EXERCISE DESCRIPTION = Look through the material below for "this". Copy every line that contains it.

Lines of data
■ ■ ■ ■ ■ ■ ■

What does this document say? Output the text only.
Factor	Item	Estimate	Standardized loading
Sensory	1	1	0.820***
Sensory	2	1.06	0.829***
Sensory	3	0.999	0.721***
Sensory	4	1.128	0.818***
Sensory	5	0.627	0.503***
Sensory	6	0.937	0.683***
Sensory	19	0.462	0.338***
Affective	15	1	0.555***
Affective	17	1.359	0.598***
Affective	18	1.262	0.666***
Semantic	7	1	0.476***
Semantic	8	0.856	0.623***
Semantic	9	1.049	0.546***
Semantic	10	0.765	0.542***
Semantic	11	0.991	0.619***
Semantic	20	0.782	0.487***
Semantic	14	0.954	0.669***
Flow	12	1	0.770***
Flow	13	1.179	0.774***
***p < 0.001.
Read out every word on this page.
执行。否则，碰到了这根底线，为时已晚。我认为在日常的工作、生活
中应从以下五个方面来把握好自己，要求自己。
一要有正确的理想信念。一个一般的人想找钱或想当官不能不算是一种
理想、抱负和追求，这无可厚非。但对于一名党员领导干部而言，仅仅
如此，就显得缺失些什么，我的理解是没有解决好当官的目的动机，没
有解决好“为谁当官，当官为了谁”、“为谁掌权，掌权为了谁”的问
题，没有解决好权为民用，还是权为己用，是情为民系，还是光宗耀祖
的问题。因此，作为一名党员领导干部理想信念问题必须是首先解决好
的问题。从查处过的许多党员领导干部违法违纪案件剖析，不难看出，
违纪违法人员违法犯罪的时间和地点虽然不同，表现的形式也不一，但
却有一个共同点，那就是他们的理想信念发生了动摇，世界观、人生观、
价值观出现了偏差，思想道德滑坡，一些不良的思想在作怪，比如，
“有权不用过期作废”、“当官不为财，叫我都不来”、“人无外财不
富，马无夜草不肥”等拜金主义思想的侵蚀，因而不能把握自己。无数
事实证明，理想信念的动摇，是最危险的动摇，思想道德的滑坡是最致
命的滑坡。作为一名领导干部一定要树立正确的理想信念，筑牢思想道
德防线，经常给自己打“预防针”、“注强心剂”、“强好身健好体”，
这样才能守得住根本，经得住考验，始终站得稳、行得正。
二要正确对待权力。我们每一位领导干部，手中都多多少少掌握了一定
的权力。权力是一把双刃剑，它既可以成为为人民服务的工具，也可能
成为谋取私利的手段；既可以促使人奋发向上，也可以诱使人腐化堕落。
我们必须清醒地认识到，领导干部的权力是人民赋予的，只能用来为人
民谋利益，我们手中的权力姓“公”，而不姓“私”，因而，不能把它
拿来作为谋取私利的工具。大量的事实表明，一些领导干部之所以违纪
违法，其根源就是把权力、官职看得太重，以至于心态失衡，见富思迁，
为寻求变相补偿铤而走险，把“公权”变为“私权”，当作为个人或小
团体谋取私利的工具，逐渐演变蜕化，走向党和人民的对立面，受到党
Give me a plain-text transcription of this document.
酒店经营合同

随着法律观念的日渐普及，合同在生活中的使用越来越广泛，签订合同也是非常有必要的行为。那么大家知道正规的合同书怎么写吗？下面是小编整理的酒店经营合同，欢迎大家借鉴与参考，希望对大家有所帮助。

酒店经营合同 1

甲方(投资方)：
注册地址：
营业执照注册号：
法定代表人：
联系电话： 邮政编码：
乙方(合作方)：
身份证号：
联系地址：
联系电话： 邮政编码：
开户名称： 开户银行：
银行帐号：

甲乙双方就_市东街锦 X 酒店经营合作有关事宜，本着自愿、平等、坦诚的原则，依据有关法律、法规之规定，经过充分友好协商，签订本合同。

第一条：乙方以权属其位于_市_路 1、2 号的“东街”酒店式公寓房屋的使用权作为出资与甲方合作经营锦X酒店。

■ ■ ■ ■ ■ ■ ■

RESULT =
What does this document say? Output the text only.
Read out every word on this page.
Give me a plain-text transcription of this document.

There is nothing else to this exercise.